Pictures are not part of the answer. Return the lines from the one containing "Convert this document image to plain text." through the end of the data, both included, exactly as they appear.

─── Records to process

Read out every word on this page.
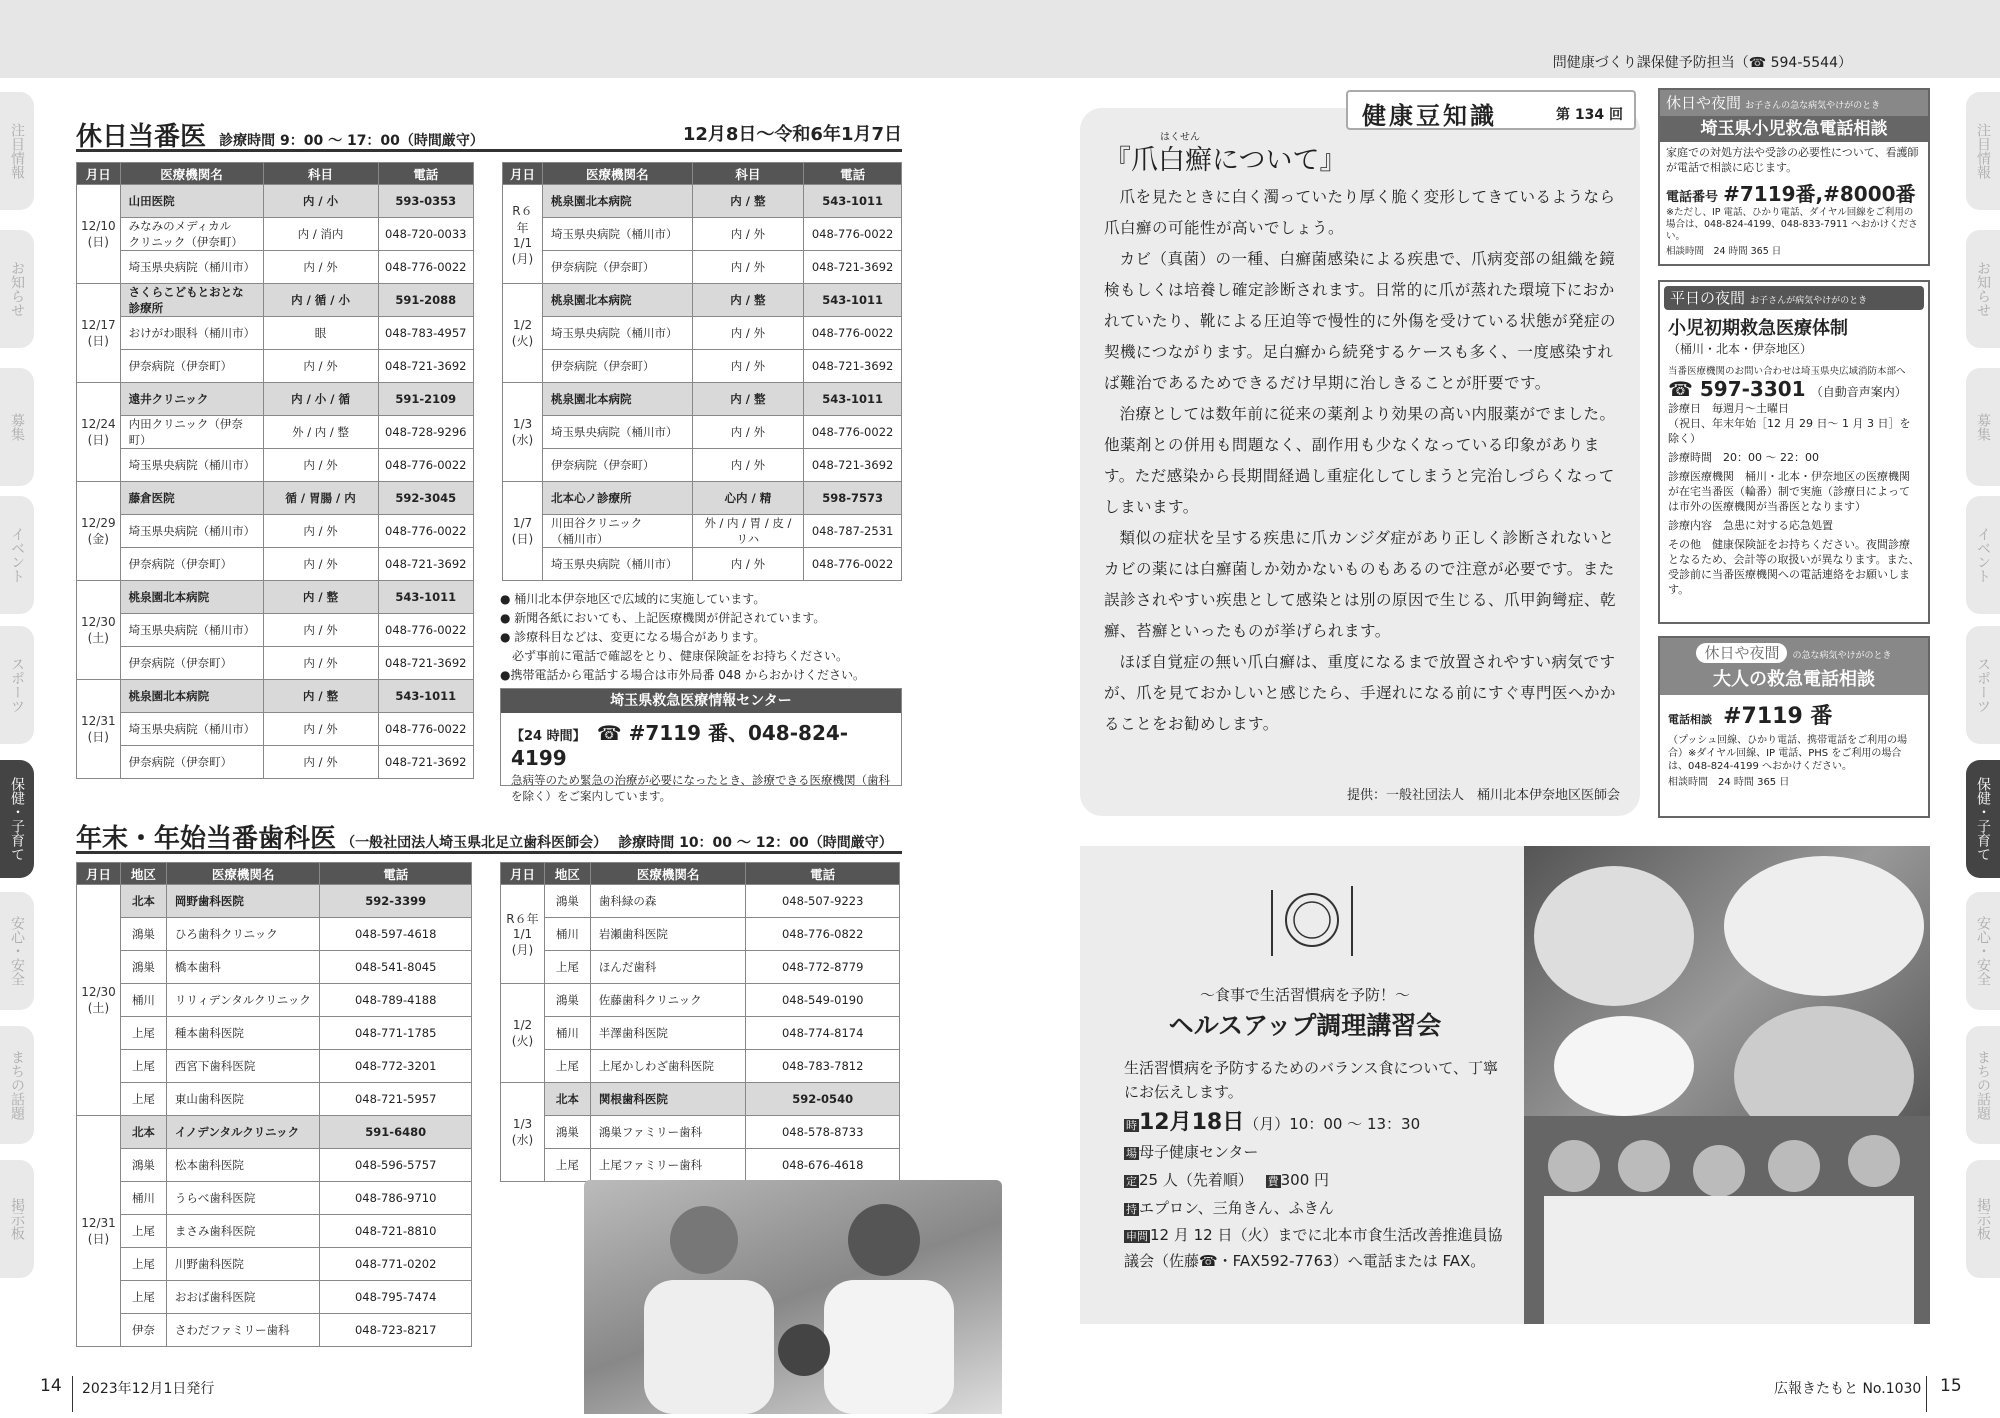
問健康づくり課保健予防担当（☎ 594-5544）
注目情報
お知らせ
募集
イベント
スポーツ
保健・子育て
安心・安全
まちの話題
掲示板
注目情報
お知らせ
募集
イベント
スポーツ
保健・子育て
安心・安全
まちの話題
掲示板
休日当番医 診療時間 9：00 ～ 17：00（時間厳守）	12月8日～令和6年1月7日
月日	医療機関名	科目	電話
12/10
(日)	山田医院	内 / 小	593-0353
	みなみのメディカル
クリニック（伊奈町）	内 / 消内	048-720-0033
	埼玉県央病院（桶川市）	内 / 外	048-776-0022
12/17
(日)	さくらこどもとおとな
診療所	内 / 循 / 小	591-2088
	おけがわ眼科（桶川市）	眼	048-783-4957
	伊奈病院（伊奈町）	内 / 外	048-721-3692
12/24
(日)	遠井クリニック	内 / 小 / 循	591-2109
	内田クリニック（伊奈町）	外 / 内 / 整	048-728-9296
	埼玉県央病院（桶川市）	内 / 外	048-776-0022
12/29
(金)	藤倉医院	循 / 胃腸 / 内	592-3045
	埼玉県央病院（桶川市）	内 / 外	048-776-0022
	伊奈病院（伊奈町）	内 / 外	048-721-3692
12/30
(土)	桃泉園北本病院	内 / 整	543-1011
	埼玉県央病院（桶川市）	内 / 外	048-776-0022
	伊奈病院（伊奈町）	内 / 外	048-721-3692
12/31
(日)	桃泉園北本病院	内 / 整	543-1011
	埼玉県央病院（桶川市）	内 / 外	048-776-0022
	伊奈病院（伊奈町）	内 / 外	048-721-3692
月日	医療機関名	科目	電話
R６年
1/1
(月)	桃泉園北本病院	内 / 整	543-1011
	埼玉県央病院（桶川市）	内 / 外	048-776-0022
	伊奈病院（伊奈町）	内 / 外	048-721-3692
1/2
(火)	桃泉園北本病院	内 / 整	543-1011
	埼玉県央病院（桶川市）	内 / 外	048-776-0022
	伊奈病院（伊奈町）	内 / 外	048-721-3692
1/3
(水)	桃泉園北本病院	内 / 整	543-1011
	埼玉県央病院（桶川市）	内 / 外	048-776-0022
	伊奈病院（伊奈町）	内 / 外	048-721-3692
1/7
(日)	北本心ノ診療所	心内 / 精	598-7573
	川田谷クリニック
（桶川市）	外 / 内 / 胃 / 皮 /
リハ	048-787-2531
	埼玉県央病院（桶川市）	内 / 外	048-776-0022
● 桶川北本伊奈地区で広域的に実施しています。
● 新聞各紙においても、上記医療機関が併記されています。
● 診療科目などは、変更になる場合があります。
　必ず事前に電話で確認をとり、健康保険証をお持ちください。
●携帯電話から電話する場合は市外局番 048 からおかけください。
埼玉県救急医療情報センター
【24 時間】 ☎ #7119 番、048-824-4199
急病等のため緊急の治療が必要になったとき、診療できる医療機関（歯科を除く）をご案内しています。
年末・年始当番歯科医 （一般社団法人埼玉県北足立歯科医師会） 診療時間 10：00 ～ 12：00（時間厳守）
月日	地区	医療機関名	電話
12/30
(土)	北本	岡野歯科医院	592-3399
	鴻巣	ひろ歯科クリニック	048-597-4618
	鴻巣	橋本歯科	048-541-8045
	桶川	リリィデンタルクリニック	048-789-4188
	上尾	種本歯科医院	048-771-1785
	上尾	西宮下歯科医院	048-772-3201
	上尾	東山歯科医院	048-721-5957
12/31
(日)	北本	イノデンタルクリニック	591-6480
	鴻巣	松本歯科医院	048-596-5757
	桶川	うらべ歯科医院	048-786-9710
	上尾	まさみ歯科医院	048-721-8810
	上尾	川野歯科医院	048-771-0202
	上尾	おおば歯科医院	048-795-7474
	伊奈	さわだファミリー歯科	048-723-8217
月日	地区	医療機関名	電話
R６年
1/1
(月)	鴻巣	歯科緑の森	048-507-9223
	桶川	岩瀬歯科医院	048-776-0822
	上尾	ほんだ歯科	048-772-8779
1/2
(火)	鴻巣	佐藤歯科クリニック	048-549-0190
	桶川	半澤歯科医院	048-774-8174
	上尾	上尾かしわざ歯科医院	048-783-7812
1/3
(水)	北本	関根歯科医院	592-0540
	鴻巣	鴻巣ファミリー歯科	048-578-8733
	上尾	上尾ファミリー歯科	048-676-4618
健康豆知識	第 134 回
はくせん
『爪白癬について』

爪を見たときに白く濁っていたり厚く脆く変形してきているようなら爪白癬の可能性が高いでしょう。

カビ（真菌）の一種、白癬菌感染による疾患で、爪病変部の組織を鏡検もしくは培養し確定診断されます。日常的に爪が蒸れた環境下におかれていたり、靴による圧迫等で慢性的に外傷を受けている状態が発症の契機につながります。足白癬から続発するケースも多く、一度感染すれば難治であるためできるだけ早期に治しきることが肝要です。

治療としては数年前に従来の薬剤より効果の高い内服薬がでました。他薬剤との併用も問題なく、副作用も少なくなっている印象があります。ただ感染から長期間経過し重症化してしまうと完治しづらくなってしまいます。

類似の症状を呈する疾患に爪カンジダ症があり正しく診断されないとカビの薬には白癬菌しか効かないものもあるので注意が必要です。また誤診されやすい疾患として感染とは別の原因で生じる、爪甲鉤彎症、乾癬、苔癬といったものが挙げられます。

ほぼ自覚症の無い爪白癬は、重度になるまで放置されやすい病気ですが、爪を見ておかしいと感じたら、手遅れになる前にすぐ専門医へかかることをお勧めします。

提供：一般社団法人　桶川北本伊奈地区医師会
休日や夜間 お子さんの急な病気やけがのとき
埼玉県小児救急電話相談
家庭での対処方法や受診の必要性について、看護師が電話で相談に応じます。
電話番号 #7119番,#8000番
※ただし、IP 電話、ひかり電話、ダイヤル回線をご利用の場合は、048-824-4199、048-833-7911 へおかけください。
相談時間　24 時間 365 日
平日の夜間 お子さんが病気やけがのとき
小児初期救急医療体制
（桶川・北本・伊奈地区）
当番医療機関のお問い合わせは埼玉県央広域消防本部へ
☎ 597-3301 （自動音声案内）
診療日　毎週月～土曜日
（祝日、年末年始［12 月 29 日～ 1 月 3 日］を除く）
診療時間　20：00 ～ 22：00
診療医療機関　桶川・北本・伊奈地区の医療機関が在宅当番医（輪番）制で実施（診療日によっては市外の医療機関が当番医となります）
診療内容　急患に対する応急処置
その他　健康保険証をお持ちください。夜間診療となるため、会計等の取扱いが異なります。また、受診前に当番医療機関への電話連絡をお願いします。
休日や夜間 の急な病気やけがのとき
大人の救急電話相談
電話相談 #7119 番
（プッシュ回線、ひかり電話、携帯電話をご利用の場合）※ダイヤル回線、IP 電話、PHS をご利用の場合は、048-824-4199 へおかけください。
相談時間　24 時間 365 日
～食事で生活習慣病を予防！～
ヘルスアップ調理講習会
生活習慣病を予防するためのバランス食について、丁寧にお伝えします。
時12月18日（月）10：00 ～ 13：30
場 母子健康センター
定 25 人（先着順） 費 300 円
持 エプロン、三角きん、ふきん
申問 12 月 12 日（火）までに北本市食生活改善推進員協議会（佐藤☎・FAX592-7763）へ電話または FAX。
14 2023年12月1日発行	広報きたもと No.1030 15
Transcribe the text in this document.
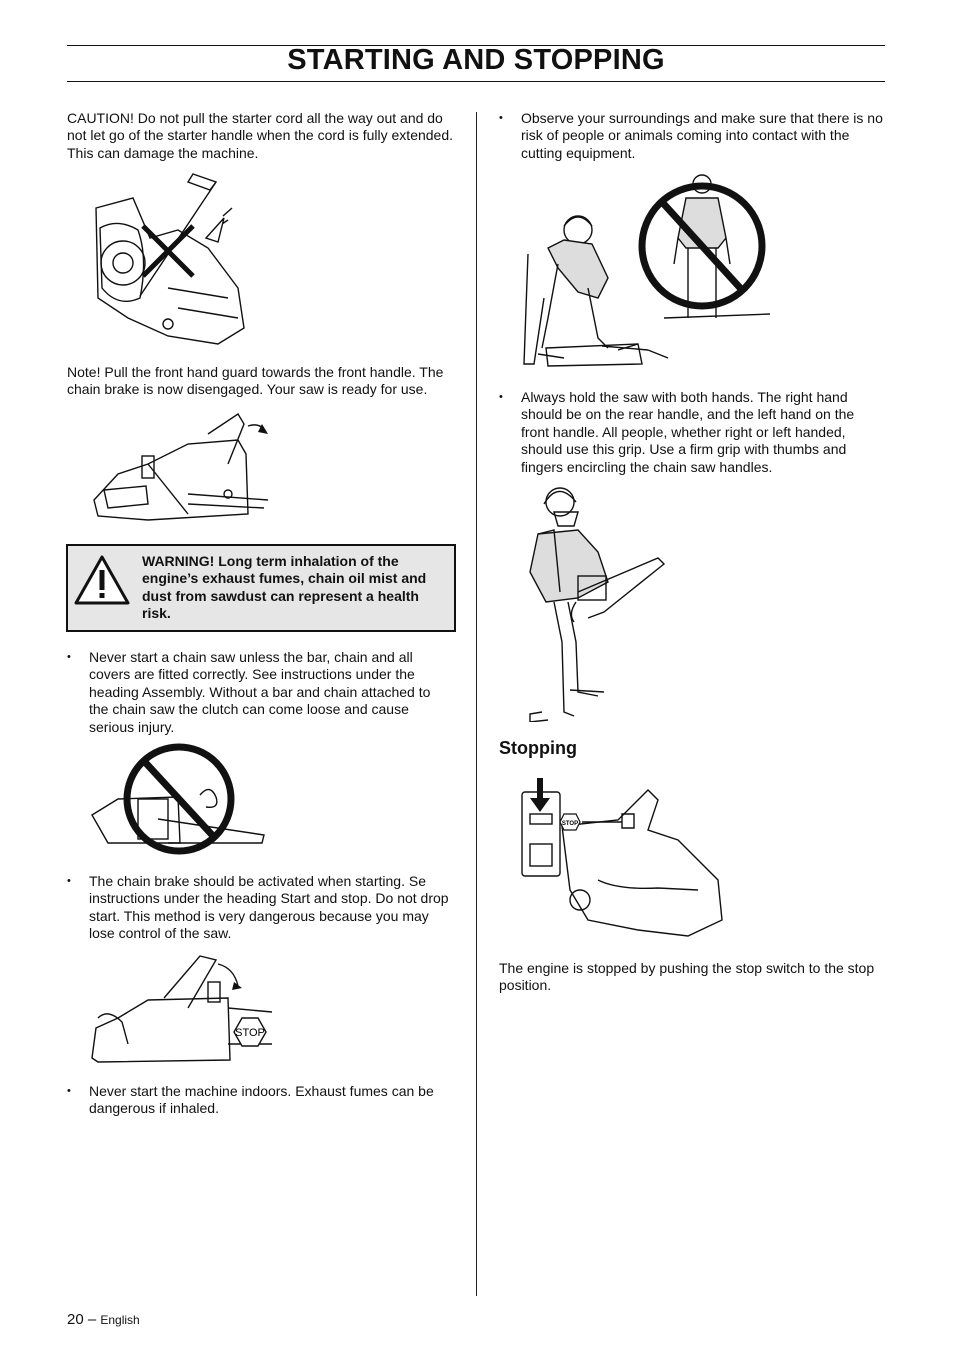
STARTING AND STOPPING

CAUTION! Do not pull the starter cord all the way out and do not let go of the starter handle when the cord is fully extended. This can damage the machine.

Note! Pull the front hand guard towards the front handle. The chain brake is now disengaged. Your saw is ready for use.

WARNING! Long term inhalation of the engine’s exhaust fumes, chain oil mist and dust from sawdust can represent a health risk.
• Never start a chain saw unless the bar, chain and all covers are fitted correctly. See instructions under the heading Assembly. Without a bar and chain attached to the chain saw the clutch can come loose and cause serious injury.
• The chain brake should be activated when starting. Se instructions under the heading Start and stop. Do not drop start. This method is very dangerous because you may lose control of the saw.
STOP
• Never start the machine indoors. Exhaust fumes can be dangerous if inhaled.
• Observe your surroundings and make sure that there is no risk of people or animals coming into contact with the cutting equipment.
• Always hold the saw with both hands. The right hand should be on the rear handle, and the left hand on the front handle. All people, whether right or left handed, should use this grip. Use a firm grip with thumbs and fingers encircling the chain saw handles.
Stopping
STOP

The engine is stopped by pushing the stop switch to the stop position.

20 – English
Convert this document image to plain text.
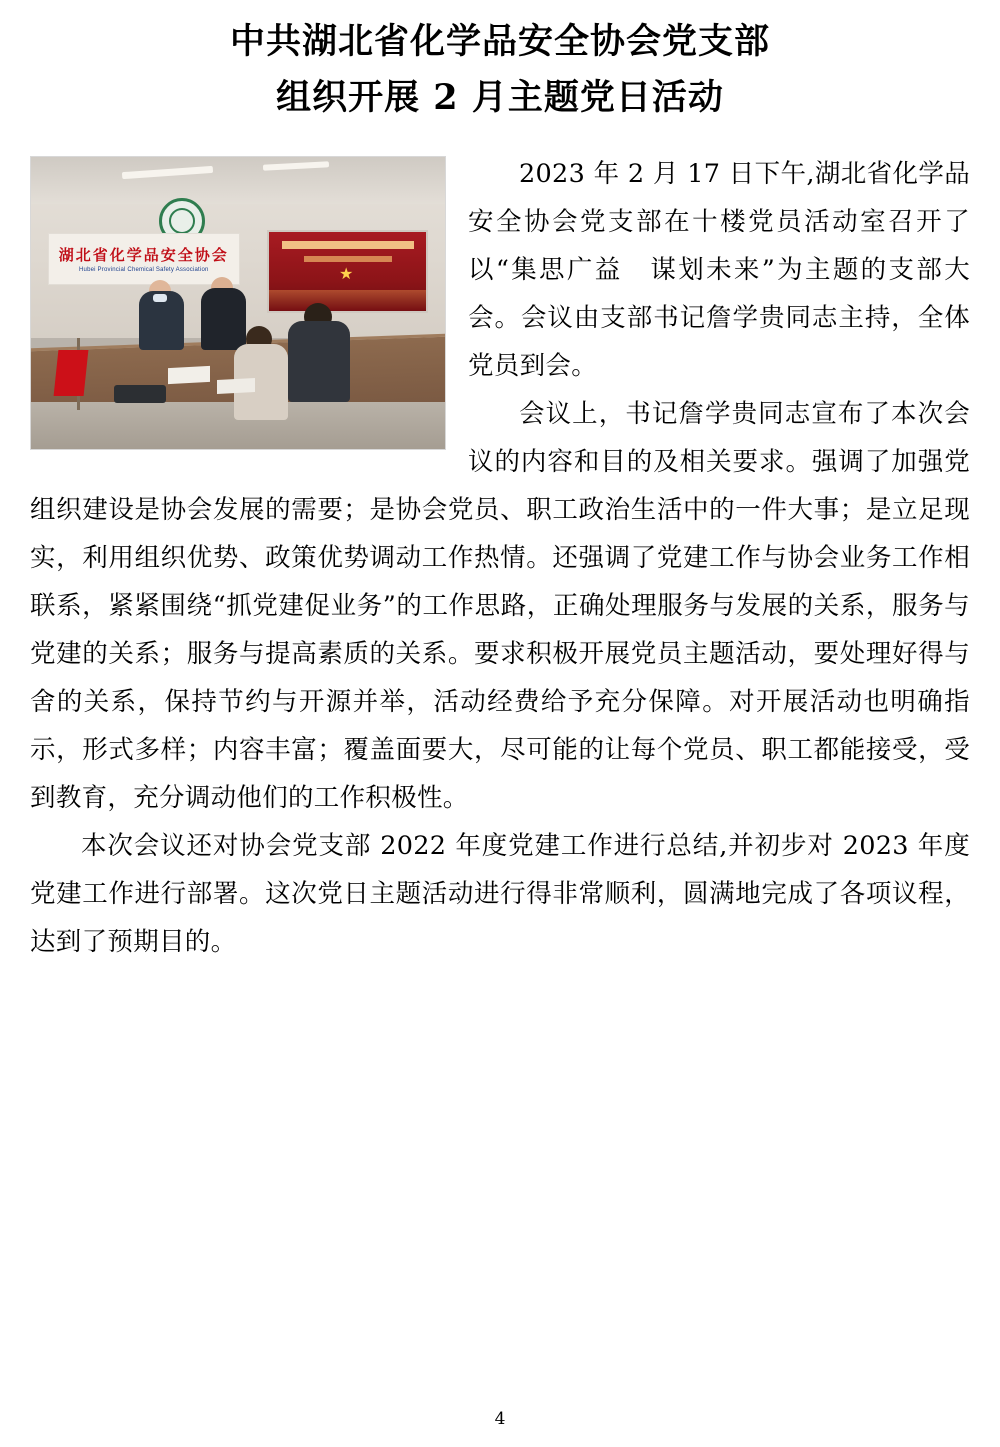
中共湖北省化学品安全协会党支部
组织开展 2 月主题党日活动
湖北省化学品安全协会
Hubei Provincial Chemical Safety Association	★

2023 年 2 月 17 日下午,湖北省化学品安全协会党支部在十楼党员活动室召开了以“集思广益　谋划未来”为主题的支部大会。会议由支部书记詹学贵同志主持，全体党员到会。

会议上，书记詹学贵同志宣布了本次会议的内容和目的及相关要求。强调了加强党组织建设是协会发展的需要；是协会党员、职工政治生活中的一件大事；是立足现实，利用组织优势、政策优势调动工作热情。还强调了党建工作与协会业务工作相联系，紧紧围绕“抓党建促业务”的工作思路，正确处理服务与发展的关系，服务与党建的关系；服务与提高素质的关系。要求积极开展党员主题活动，要处理好得与舍的关系，保持节约与开源并举，活动经费给予充分保障。对开展活动也明确指示，形式多样；内容丰富；覆盖面要大，尽可能的让每个党员、职工都能接受，受到教育，充分调动他们的工作积极性。

本次会议还对协会党支部 2022 年度党建工作进行总结,并初步对 2023 年度党建工作进行部署。这次党日主题活动进行得非常顺利，圆满地完成了各项议程，达到了预期目的。

4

──────

### Finished answer
Convert this document image to plain text.
中共湖北省化学品安全协会党支部
组织开展 2 月主题党日活动
湖北省化学品安全协会
Hubei Provincial Chemical Safety Association	★

2023 年 2 月 17 日下午,湖北省化学品安全协会党支部在十楼党员活动室召开了以“集思广益　谋划未来”为主题的支部大会。会议由支部书记詹学贵同志主持，全体党员到会。

会议上，书记詹学贵同志宣布了本次会议的内容和目的及相关要求。强调了加强党组织建设是协会发展的需要；是协会党员、职工政治生活中的一件大事；是立足现实，利用组织优势、政策优势调动工作热情。还强调了党建工作与协会业务工作相联系，紧紧围绕“抓党建促业务”的工作思路，正确处理服务与发展的关系，服务与党建的关系；服务与提高素质的关系。要求积极开展党员主题活动，要处理好得与舍的关系，保持节约与开源并举，活动经费给予充分保障。对开展活动也明确指示，形式多样；内容丰富；覆盖面要大，尽可能的让每个党员、职工都能接受，受到教育，充分调动他们的工作积极性。

本次会议还对协会党支部 2022 年度党建工作进行总结,并初步对 2023 年度党建工作进行部署。这次党日主题活动进行得非常顺利，圆满地完成了各项议程，达到了预期目的。

4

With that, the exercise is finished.